- [STATED GOAL] Look over the lines below. Report each one that includes the string "title".
[Begin MATERIAL SHOWN]
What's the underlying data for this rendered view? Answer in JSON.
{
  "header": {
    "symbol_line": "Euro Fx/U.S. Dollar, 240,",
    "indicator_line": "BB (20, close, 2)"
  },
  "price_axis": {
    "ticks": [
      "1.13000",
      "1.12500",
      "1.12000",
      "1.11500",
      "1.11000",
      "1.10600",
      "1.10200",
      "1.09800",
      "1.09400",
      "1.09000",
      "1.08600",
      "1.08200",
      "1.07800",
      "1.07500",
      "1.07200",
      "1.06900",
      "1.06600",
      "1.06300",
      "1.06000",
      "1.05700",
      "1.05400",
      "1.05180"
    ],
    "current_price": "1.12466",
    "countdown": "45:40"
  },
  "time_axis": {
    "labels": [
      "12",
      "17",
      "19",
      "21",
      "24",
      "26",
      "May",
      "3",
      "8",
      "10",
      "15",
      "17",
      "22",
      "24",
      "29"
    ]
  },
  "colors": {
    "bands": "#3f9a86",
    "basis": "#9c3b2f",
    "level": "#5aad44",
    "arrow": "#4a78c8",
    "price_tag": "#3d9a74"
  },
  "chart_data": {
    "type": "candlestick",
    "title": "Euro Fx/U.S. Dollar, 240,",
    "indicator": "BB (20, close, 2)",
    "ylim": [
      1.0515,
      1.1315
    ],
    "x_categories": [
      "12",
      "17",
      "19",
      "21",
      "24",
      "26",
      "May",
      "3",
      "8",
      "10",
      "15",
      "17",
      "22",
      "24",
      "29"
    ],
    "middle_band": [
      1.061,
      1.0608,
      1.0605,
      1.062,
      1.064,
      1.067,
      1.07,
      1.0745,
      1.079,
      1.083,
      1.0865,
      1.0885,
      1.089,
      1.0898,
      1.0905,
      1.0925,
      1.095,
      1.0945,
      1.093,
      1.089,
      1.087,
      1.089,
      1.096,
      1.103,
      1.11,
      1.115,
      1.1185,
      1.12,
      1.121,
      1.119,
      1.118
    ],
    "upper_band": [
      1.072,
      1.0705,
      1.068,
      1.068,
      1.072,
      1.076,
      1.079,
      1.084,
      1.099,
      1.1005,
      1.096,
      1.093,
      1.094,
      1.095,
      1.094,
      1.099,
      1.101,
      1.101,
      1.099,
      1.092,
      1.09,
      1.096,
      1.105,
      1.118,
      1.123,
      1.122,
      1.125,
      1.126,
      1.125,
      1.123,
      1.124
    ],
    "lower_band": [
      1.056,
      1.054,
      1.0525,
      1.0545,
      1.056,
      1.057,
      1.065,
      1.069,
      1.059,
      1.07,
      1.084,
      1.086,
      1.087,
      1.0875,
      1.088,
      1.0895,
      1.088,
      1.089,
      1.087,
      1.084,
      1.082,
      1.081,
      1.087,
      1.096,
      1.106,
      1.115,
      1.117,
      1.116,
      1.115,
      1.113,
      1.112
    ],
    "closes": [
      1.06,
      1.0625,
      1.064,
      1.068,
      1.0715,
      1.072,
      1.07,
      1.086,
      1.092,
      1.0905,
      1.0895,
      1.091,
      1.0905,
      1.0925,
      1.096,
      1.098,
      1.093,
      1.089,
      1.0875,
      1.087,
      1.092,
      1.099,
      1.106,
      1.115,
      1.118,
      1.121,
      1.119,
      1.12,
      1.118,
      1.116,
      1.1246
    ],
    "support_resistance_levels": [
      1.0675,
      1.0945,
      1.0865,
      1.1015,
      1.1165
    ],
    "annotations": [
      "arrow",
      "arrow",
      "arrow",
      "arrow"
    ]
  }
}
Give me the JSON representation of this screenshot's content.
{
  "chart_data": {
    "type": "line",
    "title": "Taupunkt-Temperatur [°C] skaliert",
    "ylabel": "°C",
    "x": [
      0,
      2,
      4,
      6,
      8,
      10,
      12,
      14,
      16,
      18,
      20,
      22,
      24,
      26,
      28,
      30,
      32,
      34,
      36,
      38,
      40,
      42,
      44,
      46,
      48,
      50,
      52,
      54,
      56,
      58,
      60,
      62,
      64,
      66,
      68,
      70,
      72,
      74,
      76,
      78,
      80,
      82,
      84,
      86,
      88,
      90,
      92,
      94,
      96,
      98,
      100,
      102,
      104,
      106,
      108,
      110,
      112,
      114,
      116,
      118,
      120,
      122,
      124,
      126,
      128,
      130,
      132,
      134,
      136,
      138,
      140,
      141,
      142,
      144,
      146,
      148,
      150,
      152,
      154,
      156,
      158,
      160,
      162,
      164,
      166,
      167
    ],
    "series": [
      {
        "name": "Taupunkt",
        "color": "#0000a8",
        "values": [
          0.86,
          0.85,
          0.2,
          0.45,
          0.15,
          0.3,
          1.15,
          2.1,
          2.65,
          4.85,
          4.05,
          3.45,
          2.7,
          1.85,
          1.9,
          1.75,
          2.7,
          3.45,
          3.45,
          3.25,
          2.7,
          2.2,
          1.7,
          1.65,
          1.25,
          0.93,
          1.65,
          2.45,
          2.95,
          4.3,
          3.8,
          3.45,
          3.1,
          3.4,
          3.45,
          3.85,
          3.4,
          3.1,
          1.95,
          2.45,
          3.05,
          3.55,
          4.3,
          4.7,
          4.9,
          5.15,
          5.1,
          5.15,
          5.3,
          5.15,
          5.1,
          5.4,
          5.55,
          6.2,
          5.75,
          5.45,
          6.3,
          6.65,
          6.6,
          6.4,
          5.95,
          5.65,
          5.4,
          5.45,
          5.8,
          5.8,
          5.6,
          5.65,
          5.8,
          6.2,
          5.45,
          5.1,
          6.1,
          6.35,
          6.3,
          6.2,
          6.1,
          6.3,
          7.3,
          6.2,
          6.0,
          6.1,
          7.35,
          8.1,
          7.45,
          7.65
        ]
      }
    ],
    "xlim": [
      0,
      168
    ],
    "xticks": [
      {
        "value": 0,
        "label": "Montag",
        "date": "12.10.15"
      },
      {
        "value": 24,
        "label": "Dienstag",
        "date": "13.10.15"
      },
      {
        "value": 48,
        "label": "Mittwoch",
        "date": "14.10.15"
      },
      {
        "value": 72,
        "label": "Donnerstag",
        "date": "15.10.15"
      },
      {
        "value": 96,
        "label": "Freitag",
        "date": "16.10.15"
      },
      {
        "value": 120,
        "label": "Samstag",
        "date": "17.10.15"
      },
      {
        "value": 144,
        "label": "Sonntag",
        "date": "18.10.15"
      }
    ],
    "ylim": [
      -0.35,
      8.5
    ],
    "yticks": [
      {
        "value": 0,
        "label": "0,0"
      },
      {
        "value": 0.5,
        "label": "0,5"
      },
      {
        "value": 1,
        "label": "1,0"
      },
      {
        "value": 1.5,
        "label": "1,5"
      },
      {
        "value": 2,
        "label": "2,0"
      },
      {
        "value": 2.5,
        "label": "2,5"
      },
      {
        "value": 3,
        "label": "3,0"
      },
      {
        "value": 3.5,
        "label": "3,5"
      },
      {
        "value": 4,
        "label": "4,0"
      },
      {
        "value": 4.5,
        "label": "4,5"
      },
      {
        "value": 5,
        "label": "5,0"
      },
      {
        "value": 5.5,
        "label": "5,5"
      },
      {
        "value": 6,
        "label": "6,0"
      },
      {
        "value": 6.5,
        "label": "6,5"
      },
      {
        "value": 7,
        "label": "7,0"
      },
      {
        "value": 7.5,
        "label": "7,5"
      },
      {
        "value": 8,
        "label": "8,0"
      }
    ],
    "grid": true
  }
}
[End MATERIAL SHOWN]
- [RESULT]
    "title": "Euro Fx/U.S. Dollar, 240,",
    "title": "Taupunkt-Temperatur [°C] skaliert",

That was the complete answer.